* **The task**:
From the listing below, return each line that includes "photo".
-------- Records provided
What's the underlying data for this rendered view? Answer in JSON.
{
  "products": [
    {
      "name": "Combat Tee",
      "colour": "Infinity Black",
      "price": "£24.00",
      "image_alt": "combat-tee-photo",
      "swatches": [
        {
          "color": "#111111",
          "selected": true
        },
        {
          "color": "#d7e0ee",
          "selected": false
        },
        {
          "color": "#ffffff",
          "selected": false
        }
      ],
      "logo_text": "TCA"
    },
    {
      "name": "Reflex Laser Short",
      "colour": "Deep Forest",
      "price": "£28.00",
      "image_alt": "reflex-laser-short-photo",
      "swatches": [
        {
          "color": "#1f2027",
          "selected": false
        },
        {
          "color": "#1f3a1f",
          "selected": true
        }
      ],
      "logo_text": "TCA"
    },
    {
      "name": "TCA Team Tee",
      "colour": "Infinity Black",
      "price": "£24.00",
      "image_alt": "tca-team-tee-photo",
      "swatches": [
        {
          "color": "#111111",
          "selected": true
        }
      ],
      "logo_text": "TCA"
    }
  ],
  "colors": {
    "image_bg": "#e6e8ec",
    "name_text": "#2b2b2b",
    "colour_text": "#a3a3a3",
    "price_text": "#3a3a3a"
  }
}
----------------
* **Completed exercise**:
      "image_alt": "combat-tee-photo",
      "image_alt": "reflex-laser-short-photo",
      "image_alt": "tca-team-tee-photo",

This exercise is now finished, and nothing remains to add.